─── Source material ───
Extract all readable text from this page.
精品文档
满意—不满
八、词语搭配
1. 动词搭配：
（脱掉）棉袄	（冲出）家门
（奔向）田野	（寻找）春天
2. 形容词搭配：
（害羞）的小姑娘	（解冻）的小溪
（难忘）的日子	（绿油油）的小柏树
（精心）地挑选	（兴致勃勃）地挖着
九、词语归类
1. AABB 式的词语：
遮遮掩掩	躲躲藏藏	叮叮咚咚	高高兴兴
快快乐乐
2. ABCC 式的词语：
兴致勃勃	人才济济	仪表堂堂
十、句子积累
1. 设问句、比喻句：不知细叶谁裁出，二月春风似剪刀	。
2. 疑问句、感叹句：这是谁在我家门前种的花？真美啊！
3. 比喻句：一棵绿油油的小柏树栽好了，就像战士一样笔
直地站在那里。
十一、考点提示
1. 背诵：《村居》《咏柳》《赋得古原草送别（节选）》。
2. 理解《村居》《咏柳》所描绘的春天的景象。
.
───
**Exercise requirements:** Reproduce the complete data exactly as presented above.

**Worked answer:**
Extract all readable text from this page.
精品文档
满意—不满
八、词语搭配
1. 动词搭配：
（脱掉）棉袄	（冲出）家门
（奔向）田野	（寻找）春天
2. 形容词搭配：
（害羞）的小姑娘	（解冻）的小溪
（难忘）的日子	（绿油油）的小柏树
（精心）地挑选	（兴致勃勃）地挖着
九、词语归类
1. AABB 式的词语：
遮遮掩掩	躲躲藏藏	叮叮咚咚	高高兴兴
快快乐乐
2. ABCC 式的词语：
兴致勃勃	人才济济	仪表堂堂
十、句子积累
1. 设问句、比喻句：不知细叶谁裁出，二月春风似剪刀	。
2. 疑问句、感叹句：这是谁在我家门前种的花？真美啊！
3. 比喻句：一棵绿油油的小柏树栽好了，就像战士一样笔
直地站在那里。
十一、考点提示
1. 背诵：《村居》《咏柳》《赋得古原草送别（节选）》。
2. 理解《村居》《咏柳》所描绘的春天的景象。
.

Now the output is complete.